In the listing below, locate the lines that hold the string "между". Copy those lines.

■ ■ ■ ■ ■

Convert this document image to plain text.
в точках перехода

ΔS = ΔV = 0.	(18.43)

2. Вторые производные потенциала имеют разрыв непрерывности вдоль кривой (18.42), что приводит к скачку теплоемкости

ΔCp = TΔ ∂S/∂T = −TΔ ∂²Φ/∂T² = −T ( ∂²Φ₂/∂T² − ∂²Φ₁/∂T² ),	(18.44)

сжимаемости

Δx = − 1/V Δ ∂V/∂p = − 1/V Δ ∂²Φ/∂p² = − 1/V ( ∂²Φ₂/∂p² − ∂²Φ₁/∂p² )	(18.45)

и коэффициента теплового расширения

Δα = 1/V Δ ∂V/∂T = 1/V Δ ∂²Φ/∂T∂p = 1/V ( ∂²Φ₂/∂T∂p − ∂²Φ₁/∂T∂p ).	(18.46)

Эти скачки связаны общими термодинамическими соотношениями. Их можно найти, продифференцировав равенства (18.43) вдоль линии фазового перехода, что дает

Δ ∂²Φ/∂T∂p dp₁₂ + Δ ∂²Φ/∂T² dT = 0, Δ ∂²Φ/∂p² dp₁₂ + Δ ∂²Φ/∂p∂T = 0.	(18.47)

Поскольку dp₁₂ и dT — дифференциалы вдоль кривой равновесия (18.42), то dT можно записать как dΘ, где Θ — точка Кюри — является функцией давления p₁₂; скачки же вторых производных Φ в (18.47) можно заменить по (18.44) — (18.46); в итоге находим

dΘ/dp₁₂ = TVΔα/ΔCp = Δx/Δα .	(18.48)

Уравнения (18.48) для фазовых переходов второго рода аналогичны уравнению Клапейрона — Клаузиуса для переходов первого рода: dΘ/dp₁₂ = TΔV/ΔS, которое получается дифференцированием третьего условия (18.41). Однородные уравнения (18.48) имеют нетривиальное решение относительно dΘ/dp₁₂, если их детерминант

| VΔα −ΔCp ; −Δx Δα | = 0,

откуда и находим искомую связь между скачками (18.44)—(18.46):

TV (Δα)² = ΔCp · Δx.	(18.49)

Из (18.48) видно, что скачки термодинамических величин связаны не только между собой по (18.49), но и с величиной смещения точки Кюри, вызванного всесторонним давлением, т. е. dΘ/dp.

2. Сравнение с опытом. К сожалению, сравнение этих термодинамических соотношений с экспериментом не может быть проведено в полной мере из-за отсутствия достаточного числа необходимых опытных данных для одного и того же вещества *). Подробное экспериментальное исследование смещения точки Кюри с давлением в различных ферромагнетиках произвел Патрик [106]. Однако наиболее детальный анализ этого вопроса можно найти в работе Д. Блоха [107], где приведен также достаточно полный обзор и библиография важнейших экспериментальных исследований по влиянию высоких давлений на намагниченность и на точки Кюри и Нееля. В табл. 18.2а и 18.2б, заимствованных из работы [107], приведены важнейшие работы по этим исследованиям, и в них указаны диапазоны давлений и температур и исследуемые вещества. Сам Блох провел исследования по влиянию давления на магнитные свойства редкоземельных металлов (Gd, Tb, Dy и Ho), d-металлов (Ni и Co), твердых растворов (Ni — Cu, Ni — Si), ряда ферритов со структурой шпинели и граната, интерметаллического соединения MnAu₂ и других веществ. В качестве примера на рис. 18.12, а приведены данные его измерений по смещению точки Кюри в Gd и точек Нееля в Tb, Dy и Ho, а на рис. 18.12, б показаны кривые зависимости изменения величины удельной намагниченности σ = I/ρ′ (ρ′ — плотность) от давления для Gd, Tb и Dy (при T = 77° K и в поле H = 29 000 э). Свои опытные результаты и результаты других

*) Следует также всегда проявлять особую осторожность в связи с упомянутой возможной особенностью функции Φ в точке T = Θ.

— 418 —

■ ■ ■ ■ ■

▸ PROBLEM SOLUTION
откуда и находим искомую связь между скачками (18.44)—(18.46):
Из (18.48) видно, что скачки термодинамических величин связаны не только между собой по (18.49), но и с величиной смещения точки Кюри, вызванного всесторонним давлением, т. е. dΘ/dp.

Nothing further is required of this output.